### Data section

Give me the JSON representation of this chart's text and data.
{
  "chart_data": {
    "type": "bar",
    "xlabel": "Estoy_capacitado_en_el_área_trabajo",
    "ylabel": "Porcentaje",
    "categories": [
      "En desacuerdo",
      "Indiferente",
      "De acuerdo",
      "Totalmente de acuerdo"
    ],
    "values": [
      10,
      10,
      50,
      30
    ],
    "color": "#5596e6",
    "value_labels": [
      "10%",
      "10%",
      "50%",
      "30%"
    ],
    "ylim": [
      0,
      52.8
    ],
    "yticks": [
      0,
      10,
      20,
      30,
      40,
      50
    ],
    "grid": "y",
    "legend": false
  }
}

### Your objective
Write out all the data again, exactly as it appears.

### Output of the task
Give me the JSON representation of this chart's text and data.
{
  "chart_data": {
    "type": "bar",
    "xlabel": "Estoy_capacitado_en_el_área_trabajo",
    "ylabel": "Porcentaje",
    "categories": [
      "En desacuerdo",
      "Indiferente",
      "De acuerdo",
      "Totalmente de acuerdo"
    ],
    "values": [
      10,
      10,
      50,
      30
    ],
    "color": "#5596e6",
    "value_labels": [
      "10%",
      "10%",
      "50%",
      "30%"
    ],
    "ylim": [
      0,
      52.8
    ],
    "yticks": [
      0,
      10,
      20,
      30,
      40,
      50
    ],
    "grid": "y",
    "legend": false
  }
}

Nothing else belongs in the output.